Data records:

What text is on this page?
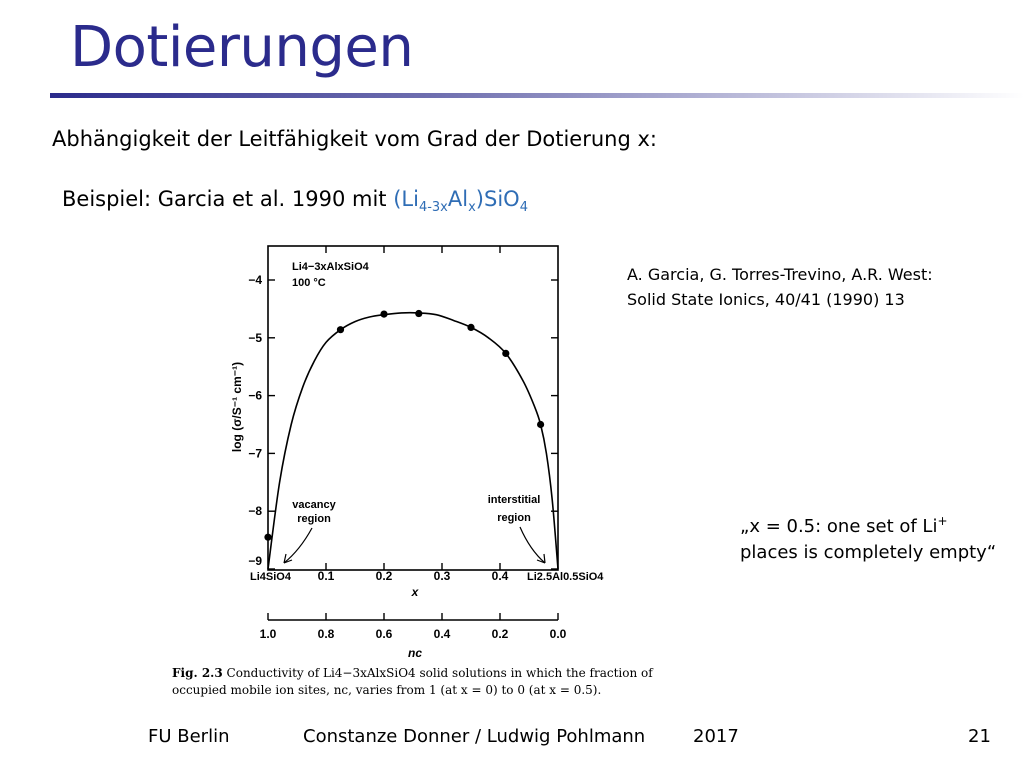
Dotierungen
Abhängigkeit der Leitfähigkeit vom Grad der Dotierung x:
Beispiel: Garcia et al. 1990 mit $(Li_{4-3x}Al_x)SiO_4$
A. Garcia, G. Torres-Trevino, A.R. West:
Solid State Ionics, 40/41 (1990) 13
„x = 0.5: one set of Li+ places is completely empty“
−4
−5
−6
−7
−8
−9
0.1	0.2	0.3	0.4
1.0	0.8	0.6	0.4	0.2	0.0
log (σ/S⁻¹ cm⁻¹)
x
nc
Li4−3xAlxSiO4
100 °C
vacancy
region
interstitial
region
Li4SiO4	Li2.5Al0.5SiO4
Fig. 2.3 Conductivity of Li4−3xAlxSiO4 solid solutions in which the fraction of occupied mobile ion sites, nc, varies from 1 (at x = 0) to 0 (at x = 0.5).
FU Berlin	Constanze Donner / Ludwig Pohlmann	2017	21
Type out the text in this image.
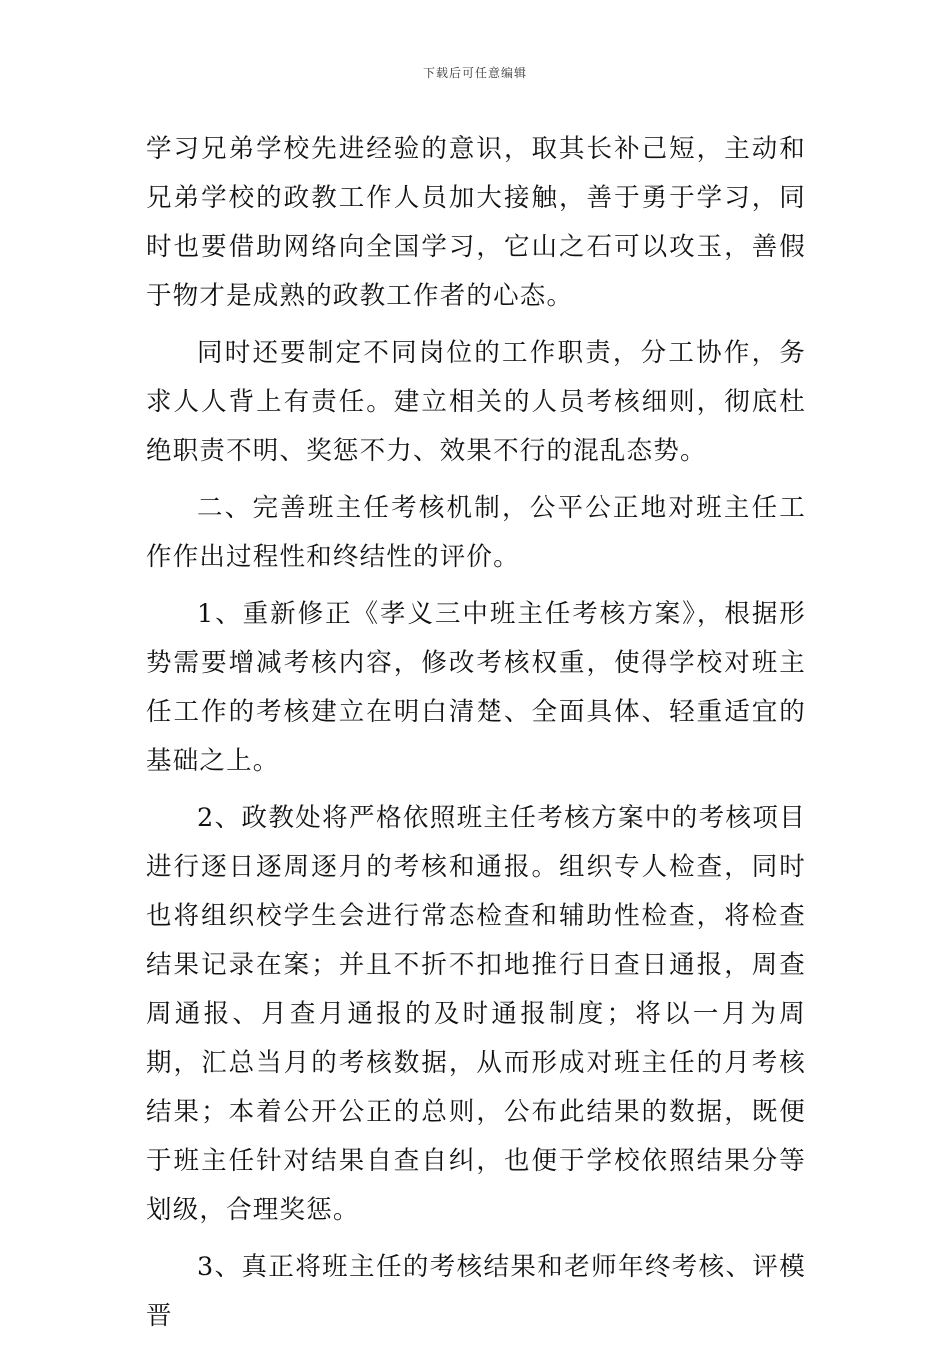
下载后可任意编辑

学习兄弟学校先进经验的意识，取其长补己短，主动和兄弟学校的政教工作人员加大接触，善于勇于学习，同时也要借助网络向全国学习，它山之石可以攻玉，善假于物才是成熟的政教工作者的心态。

同时还要制定不同岗位的工作职责，分工协作，务求人人背上有责任。建立相关的人员考核细则，彻底杜绝职责不明、奖惩不力、效果不行的混乱态势。

二、完善班主任考核机制，公平公正地对班主任工作作出过程性和终结性的评价。

1、重新修正《孝义三中班主任考核方案》，根据形势需要增减考核内容，修改考核权重，使得学校对班主任工作的考核建立在明白清楚、全面具体、轻重适宜的基础之上。

2、政教处将严格依照班主任考核方案中的考核项目进行逐日逐周逐月的考核和通报。组织专人检查，同时也将组织校学生会进行常态检查和辅助性检查，将检查结果记录在案；并且不折不扣地推行日查日通报，周查周通报、月查月通报的及时通报制度；将以一月为周期，汇总当月的考核数据，从而形成对班主任的月考核结果；本着公开公正的总则，公布此结果的数据，既便于班主任针对结果自查自纠，也便于学校依照结果分等划级，合理奖惩。

3、真正将班主任的考核结果和老师年终考核、评模晋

= WORK TO COMPLETE =
List each line in the listing that contains the string "Garcia".

= REPLY TO THE TASK =
Beispiel: Garcia et al. 1990 mit $(Li_{4-3x}Al_x)SiO_4$
A. Garcia, G. Torres-Trevino, A.R. West:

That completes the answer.